** start **

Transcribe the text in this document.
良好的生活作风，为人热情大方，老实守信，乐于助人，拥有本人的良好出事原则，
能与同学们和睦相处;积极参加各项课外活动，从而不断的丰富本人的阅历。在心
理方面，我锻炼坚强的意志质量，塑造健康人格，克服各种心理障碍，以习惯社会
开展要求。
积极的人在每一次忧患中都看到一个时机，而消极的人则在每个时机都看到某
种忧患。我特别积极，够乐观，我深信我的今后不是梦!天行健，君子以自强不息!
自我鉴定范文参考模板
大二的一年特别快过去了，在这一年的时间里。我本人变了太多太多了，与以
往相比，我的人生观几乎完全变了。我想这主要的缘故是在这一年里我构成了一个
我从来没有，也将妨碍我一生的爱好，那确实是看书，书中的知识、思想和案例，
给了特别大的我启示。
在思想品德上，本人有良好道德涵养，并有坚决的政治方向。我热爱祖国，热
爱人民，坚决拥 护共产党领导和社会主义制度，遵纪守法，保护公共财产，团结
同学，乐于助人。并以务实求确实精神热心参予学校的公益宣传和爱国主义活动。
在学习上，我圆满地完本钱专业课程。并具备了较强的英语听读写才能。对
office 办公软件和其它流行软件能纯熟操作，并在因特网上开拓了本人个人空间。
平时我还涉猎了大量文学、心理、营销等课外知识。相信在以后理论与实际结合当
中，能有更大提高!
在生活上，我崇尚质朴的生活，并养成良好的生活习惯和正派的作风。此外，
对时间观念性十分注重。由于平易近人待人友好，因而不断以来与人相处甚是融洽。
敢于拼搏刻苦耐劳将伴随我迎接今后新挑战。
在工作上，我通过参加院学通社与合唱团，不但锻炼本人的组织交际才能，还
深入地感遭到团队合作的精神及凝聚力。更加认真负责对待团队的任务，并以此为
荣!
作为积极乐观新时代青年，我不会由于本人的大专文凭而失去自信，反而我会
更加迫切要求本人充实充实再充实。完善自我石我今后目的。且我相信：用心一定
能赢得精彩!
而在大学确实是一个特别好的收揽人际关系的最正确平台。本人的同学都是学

** end **

Restate the whole listing exactly, leaving out nothing.

Reply:
Transcribe the text in this document.
良好的生活作风，为人热情大方，老实守信，乐于助人，拥有本人的良好出事原则，
能与同学们和睦相处;积极参加各项课外活动，从而不断的丰富本人的阅历。在心
理方面，我锻炼坚强的意志质量，塑造健康人格，克服各种心理障碍，以习惯社会
开展要求。
积极的人在每一次忧患中都看到一个时机，而消极的人则在每个时机都看到某
种忧患。我特别积极，够乐观，我深信我的今后不是梦!天行健，君子以自强不息!
自我鉴定范文参考模板
大二的一年特别快过去了，在这一年的时间里。我本人变了太多太多了，与以
往相比，我的人生观几乎完全变了。我想这主要的缘故是在这一年里我构成了一个
我从来没有，也将妨碍我一生的爱好，那确实是看书，书中的知识、思想和案例，
给了特别大的我启示。
在思想品德上，本人有良好道德涵养，并有坚决的政治方向。我热爱祖国，热
爱人民，坚决拥 护共产党领导和社会主义制度，遵纪守法，保护公共财产，团结
同学，乐于助人。并以务实求确实精神热心参予学校的公益宣传和爱国主义活动。
在学习上，我圆满地完本钱专业课程。并具备了较强的英语听读写才能。对
office 办公软件和其它流行软件能纯熟操作，并在因特网上开拓了本人个人空间。
平时我还涉猎了大量文学、心理、营销等课外知识。相信在以后理论与实际结合当
中，能有更大提高!
在生活上，我崇尚质朴的生活，并养成良好的生活习惯和正派的作风。此外，
对时间观念性十分注重。由于平易近人待人友好，因而不断以来与人相处甚是融洽。
敢于拼搏刻苦耐劳将伴随我迎接今后新挑战。
在工作上，我通过参加院学通社与合唱团，不但锻炼本人的组织交际才能，还
深入地感遭到团队合作的精神及凝聚力。更加认真负责对待团队的任务，并以此为
荣!
作为积极乐观新时代青年，我不会由于本人的大专文凭而失去自信，反而我会
更加迫切要求本人充实充实再充实。完善自我石我今后目的。且我相信：用心一定
能赢得精彩!
而在大学确实是一个特别好的收揽人际关系的最正确平台。本人的同学都是学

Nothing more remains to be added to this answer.